▶ **Do this**:
Copy out every line of the records where the string "joka" occurs.

▶ **Source data**:
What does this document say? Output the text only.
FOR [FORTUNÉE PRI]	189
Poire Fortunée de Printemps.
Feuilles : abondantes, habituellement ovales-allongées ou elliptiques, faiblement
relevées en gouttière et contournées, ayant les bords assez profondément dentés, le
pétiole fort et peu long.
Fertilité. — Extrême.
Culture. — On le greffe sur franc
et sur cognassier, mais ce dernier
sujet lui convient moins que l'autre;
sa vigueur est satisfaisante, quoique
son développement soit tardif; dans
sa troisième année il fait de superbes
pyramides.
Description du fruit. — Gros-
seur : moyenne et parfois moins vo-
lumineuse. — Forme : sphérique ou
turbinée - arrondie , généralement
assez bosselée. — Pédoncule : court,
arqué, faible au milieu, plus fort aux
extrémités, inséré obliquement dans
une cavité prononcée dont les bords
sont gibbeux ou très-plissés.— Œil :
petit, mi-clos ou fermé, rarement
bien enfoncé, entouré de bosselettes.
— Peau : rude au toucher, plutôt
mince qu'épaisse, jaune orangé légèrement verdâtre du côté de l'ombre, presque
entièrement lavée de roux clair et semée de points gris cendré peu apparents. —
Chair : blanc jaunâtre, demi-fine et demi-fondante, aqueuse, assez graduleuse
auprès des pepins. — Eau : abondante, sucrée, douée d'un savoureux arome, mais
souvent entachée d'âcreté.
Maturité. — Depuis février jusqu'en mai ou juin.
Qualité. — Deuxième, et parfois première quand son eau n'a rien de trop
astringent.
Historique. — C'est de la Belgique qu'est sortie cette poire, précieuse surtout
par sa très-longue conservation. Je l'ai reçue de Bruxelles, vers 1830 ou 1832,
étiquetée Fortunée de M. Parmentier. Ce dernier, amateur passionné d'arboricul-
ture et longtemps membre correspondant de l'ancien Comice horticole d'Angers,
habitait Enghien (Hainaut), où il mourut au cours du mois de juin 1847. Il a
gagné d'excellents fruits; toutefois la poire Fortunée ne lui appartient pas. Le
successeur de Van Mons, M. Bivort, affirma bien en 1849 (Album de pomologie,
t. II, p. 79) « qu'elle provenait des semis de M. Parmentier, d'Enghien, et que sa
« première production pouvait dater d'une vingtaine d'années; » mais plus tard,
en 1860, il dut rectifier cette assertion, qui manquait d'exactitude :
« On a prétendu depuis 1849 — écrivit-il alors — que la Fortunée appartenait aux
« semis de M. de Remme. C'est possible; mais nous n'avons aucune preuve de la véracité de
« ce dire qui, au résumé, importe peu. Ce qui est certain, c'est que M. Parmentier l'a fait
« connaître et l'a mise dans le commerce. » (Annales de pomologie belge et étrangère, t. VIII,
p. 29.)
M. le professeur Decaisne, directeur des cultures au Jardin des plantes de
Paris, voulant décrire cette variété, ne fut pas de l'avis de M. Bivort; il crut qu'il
==
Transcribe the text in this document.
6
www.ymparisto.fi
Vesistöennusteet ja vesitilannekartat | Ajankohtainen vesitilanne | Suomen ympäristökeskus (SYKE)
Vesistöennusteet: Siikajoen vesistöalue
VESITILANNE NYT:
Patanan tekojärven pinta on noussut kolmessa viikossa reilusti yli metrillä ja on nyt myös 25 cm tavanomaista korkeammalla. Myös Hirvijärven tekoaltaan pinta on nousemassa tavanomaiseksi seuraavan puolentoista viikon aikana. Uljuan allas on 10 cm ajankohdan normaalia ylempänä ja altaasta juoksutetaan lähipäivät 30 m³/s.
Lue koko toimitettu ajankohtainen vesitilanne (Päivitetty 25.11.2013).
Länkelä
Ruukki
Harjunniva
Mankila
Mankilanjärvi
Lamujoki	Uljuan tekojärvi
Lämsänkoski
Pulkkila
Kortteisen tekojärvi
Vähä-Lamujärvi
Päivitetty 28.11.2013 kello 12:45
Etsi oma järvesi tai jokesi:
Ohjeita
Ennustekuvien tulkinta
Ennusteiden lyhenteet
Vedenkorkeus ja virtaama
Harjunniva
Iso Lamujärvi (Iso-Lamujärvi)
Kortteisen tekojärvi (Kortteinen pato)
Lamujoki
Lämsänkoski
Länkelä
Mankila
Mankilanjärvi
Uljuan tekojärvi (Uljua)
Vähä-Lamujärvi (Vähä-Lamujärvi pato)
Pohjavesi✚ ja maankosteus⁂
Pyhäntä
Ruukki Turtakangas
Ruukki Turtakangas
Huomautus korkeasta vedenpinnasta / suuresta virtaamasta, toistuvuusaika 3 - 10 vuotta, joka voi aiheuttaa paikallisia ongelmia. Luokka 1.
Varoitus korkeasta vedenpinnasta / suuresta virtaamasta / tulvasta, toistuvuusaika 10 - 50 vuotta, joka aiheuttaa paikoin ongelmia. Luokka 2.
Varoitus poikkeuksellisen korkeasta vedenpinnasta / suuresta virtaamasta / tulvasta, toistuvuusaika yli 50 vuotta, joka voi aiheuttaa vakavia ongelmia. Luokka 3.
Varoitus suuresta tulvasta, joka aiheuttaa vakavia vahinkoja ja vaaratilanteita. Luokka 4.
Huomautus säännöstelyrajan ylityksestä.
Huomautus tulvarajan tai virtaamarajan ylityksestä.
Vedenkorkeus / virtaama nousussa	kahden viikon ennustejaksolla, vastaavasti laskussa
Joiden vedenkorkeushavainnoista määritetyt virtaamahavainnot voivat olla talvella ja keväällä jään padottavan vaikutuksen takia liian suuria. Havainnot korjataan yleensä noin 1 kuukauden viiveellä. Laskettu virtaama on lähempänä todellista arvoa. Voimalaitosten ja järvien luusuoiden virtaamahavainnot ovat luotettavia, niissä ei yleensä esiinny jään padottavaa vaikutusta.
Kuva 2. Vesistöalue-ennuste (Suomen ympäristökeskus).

▶ **Task answer**:
Huomautus korkeasta vedenpinnasta / suuresta virtaamasta, toistuvuusaika 3 - 10 vuotta, joka voi aiheuttaa paikallisia ongelmia. Luokka 1.
Varoitus korkeasta vedenpinnasta / suuresta virtaamasta / tulvasta, toistuvuusaika 10 - 50 vuotta, joka aiheuttaa paikoin ongelmia. Luokka 2.
Varoitus poikkeuksellisen korkeasta vedenpinnasta / suuresta virtaamasta / tulvasta, toistuvuusaika yli 50 vuotta, joka voi aiheuttaa vakavia ongelmia. Luokka 3.
Varoitus suuresta tulvasta, joka aiheuttaa vakavia vahinkoja ja vaaratilanteita. Luokka 4.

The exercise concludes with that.